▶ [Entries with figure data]
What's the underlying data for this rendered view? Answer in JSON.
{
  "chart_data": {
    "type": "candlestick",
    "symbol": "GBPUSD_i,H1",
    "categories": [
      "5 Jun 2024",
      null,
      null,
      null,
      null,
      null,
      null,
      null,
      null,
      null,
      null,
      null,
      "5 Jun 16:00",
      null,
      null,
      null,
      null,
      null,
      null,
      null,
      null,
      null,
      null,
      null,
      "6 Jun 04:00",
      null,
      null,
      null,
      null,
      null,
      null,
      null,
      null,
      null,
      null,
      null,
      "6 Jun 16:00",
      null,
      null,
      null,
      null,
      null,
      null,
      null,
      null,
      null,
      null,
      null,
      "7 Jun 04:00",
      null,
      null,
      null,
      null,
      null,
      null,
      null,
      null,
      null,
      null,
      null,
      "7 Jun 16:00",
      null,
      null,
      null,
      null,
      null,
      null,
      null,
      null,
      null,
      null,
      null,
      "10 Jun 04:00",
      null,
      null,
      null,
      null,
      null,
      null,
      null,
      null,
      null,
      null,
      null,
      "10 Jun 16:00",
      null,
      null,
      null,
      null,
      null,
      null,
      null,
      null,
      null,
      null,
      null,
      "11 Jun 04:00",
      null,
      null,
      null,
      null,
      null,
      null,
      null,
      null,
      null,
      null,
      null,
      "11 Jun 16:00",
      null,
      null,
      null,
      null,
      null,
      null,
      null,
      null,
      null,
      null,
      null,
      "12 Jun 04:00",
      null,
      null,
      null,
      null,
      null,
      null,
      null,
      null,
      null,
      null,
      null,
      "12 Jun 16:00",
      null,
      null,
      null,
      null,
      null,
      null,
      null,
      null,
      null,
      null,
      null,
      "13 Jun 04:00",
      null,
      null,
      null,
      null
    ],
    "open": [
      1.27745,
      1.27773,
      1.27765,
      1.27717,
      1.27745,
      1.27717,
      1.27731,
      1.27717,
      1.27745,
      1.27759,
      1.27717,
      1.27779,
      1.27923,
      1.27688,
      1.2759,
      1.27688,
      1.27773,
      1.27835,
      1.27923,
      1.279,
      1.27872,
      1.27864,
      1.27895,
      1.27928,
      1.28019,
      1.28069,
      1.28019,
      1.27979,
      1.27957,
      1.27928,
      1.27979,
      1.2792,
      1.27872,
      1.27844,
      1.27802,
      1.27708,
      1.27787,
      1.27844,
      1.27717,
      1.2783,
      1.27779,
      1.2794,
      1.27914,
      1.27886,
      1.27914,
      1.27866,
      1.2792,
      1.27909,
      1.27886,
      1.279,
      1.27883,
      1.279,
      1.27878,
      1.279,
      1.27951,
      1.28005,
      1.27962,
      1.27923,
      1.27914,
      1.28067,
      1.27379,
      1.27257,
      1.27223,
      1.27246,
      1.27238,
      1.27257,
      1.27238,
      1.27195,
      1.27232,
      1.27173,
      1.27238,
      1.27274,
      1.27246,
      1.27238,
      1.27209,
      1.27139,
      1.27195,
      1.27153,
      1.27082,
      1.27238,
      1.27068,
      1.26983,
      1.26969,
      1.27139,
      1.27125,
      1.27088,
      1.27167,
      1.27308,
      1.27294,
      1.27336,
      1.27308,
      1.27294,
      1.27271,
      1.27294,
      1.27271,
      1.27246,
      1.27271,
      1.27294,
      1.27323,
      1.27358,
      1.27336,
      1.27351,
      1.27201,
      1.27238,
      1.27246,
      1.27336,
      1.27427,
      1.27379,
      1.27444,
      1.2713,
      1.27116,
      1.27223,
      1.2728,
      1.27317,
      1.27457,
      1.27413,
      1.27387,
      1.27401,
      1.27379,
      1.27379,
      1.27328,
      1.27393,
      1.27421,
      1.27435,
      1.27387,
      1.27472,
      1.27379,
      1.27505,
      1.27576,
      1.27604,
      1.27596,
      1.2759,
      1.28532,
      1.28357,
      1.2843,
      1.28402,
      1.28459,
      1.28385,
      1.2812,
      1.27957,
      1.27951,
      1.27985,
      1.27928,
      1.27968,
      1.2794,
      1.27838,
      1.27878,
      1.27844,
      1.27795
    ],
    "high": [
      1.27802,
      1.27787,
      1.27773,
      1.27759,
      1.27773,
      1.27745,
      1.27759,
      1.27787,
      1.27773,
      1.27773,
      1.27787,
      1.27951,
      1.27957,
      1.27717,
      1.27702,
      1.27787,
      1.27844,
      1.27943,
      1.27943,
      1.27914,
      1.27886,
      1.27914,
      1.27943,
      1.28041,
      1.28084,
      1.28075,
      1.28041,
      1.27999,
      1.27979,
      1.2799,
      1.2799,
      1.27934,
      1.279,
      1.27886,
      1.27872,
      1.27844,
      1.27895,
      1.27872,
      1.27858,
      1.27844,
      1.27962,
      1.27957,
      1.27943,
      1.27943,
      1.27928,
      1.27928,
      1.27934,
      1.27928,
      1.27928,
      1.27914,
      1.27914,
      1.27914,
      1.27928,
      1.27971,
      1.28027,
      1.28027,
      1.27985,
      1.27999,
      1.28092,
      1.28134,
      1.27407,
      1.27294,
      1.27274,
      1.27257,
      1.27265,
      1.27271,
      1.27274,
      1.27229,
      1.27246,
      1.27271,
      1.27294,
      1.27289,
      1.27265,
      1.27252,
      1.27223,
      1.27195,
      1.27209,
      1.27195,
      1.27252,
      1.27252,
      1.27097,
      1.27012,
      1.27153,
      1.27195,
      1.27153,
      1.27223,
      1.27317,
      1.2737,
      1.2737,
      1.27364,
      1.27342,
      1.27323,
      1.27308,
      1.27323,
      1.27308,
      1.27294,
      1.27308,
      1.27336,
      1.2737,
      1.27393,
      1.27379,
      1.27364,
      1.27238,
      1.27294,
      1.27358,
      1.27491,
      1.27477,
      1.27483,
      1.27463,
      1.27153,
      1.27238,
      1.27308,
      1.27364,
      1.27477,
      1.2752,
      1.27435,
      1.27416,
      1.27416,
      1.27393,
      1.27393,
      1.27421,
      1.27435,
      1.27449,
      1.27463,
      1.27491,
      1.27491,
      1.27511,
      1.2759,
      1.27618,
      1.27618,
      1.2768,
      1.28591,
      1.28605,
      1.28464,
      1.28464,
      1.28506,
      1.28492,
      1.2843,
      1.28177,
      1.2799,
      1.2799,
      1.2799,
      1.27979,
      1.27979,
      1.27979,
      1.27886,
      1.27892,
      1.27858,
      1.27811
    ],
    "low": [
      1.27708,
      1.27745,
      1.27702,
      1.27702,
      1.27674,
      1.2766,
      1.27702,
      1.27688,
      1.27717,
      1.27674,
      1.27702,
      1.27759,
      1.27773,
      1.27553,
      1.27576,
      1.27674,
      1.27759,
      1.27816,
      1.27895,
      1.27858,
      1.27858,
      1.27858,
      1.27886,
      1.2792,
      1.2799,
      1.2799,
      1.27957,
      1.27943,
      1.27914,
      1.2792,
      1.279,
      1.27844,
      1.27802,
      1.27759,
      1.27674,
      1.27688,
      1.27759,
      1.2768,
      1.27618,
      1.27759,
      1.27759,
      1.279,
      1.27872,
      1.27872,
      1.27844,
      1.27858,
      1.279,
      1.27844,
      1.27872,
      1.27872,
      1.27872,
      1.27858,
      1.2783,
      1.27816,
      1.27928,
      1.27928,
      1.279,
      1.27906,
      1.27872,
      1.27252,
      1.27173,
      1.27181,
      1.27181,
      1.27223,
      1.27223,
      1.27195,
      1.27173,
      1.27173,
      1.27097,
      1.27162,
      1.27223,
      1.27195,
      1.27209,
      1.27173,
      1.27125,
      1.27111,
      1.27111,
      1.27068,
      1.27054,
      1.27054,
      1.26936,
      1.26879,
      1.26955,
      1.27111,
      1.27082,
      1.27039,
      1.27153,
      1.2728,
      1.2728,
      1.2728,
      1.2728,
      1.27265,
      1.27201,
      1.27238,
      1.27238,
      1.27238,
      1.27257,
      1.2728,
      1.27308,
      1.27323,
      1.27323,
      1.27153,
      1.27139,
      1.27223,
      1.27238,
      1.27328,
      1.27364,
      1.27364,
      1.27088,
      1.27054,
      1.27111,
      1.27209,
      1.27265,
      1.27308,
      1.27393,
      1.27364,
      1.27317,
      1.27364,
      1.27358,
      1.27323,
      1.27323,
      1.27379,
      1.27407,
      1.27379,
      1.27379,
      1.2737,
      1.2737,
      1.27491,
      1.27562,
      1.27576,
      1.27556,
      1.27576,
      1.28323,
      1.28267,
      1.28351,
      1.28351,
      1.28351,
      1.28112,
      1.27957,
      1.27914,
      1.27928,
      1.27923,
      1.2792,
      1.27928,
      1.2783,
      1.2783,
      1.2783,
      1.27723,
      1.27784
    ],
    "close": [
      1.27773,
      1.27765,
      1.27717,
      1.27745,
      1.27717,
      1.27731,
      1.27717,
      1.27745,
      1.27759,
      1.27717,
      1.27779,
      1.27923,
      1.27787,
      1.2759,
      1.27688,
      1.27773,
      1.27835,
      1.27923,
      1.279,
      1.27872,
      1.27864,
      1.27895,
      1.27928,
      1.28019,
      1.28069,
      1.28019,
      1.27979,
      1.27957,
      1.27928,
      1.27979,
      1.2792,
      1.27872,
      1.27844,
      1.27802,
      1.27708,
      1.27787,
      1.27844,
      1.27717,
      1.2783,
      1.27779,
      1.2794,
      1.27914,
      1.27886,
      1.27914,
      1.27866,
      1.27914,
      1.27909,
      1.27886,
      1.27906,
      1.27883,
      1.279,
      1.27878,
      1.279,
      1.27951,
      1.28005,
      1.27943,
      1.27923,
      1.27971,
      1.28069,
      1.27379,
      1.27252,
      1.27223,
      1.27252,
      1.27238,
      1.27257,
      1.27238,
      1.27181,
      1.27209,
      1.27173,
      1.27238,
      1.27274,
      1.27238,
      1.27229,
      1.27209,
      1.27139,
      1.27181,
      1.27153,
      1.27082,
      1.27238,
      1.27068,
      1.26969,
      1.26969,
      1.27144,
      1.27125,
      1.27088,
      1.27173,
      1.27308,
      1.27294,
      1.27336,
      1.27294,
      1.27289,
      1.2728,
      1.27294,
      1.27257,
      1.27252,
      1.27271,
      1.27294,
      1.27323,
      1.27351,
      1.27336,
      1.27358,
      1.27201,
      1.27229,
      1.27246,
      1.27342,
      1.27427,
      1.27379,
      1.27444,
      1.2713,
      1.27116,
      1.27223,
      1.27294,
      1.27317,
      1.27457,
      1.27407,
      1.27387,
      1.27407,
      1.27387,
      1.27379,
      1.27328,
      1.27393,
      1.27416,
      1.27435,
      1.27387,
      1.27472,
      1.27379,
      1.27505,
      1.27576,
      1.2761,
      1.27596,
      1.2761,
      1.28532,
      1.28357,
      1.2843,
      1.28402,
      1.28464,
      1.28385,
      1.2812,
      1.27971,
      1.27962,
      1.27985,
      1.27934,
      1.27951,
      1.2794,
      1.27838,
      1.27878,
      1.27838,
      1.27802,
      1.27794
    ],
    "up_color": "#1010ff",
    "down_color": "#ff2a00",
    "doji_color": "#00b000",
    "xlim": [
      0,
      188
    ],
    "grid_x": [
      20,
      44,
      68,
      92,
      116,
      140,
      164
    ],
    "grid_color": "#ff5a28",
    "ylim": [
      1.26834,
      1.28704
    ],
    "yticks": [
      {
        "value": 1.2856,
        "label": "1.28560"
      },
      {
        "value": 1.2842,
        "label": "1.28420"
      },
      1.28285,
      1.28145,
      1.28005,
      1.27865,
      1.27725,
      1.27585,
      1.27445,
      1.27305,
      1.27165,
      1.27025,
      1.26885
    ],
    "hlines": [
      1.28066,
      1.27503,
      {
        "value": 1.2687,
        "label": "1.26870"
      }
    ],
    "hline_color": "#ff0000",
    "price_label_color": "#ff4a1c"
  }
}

--

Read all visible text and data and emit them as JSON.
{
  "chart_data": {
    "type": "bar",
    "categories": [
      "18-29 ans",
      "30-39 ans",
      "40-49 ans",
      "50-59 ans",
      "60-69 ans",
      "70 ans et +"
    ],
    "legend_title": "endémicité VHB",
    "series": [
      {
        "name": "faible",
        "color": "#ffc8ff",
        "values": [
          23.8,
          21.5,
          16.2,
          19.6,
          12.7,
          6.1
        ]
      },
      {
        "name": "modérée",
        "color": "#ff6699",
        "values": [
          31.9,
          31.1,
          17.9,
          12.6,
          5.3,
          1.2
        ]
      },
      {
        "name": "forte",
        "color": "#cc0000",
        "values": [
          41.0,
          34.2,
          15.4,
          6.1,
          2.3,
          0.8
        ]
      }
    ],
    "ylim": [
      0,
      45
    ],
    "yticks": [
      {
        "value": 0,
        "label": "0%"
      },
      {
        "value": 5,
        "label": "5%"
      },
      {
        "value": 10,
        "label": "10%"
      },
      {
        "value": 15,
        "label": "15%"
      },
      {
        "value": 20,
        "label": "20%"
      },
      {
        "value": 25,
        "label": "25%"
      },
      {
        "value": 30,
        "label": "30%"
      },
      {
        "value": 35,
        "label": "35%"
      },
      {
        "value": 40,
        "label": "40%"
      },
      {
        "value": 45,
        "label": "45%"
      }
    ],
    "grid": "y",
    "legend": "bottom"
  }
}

▶ [Aim of the exercise] Among the lines of the listing, how many hold the string "JSON"? Respond with only the number.

▶ [Problem solution] 2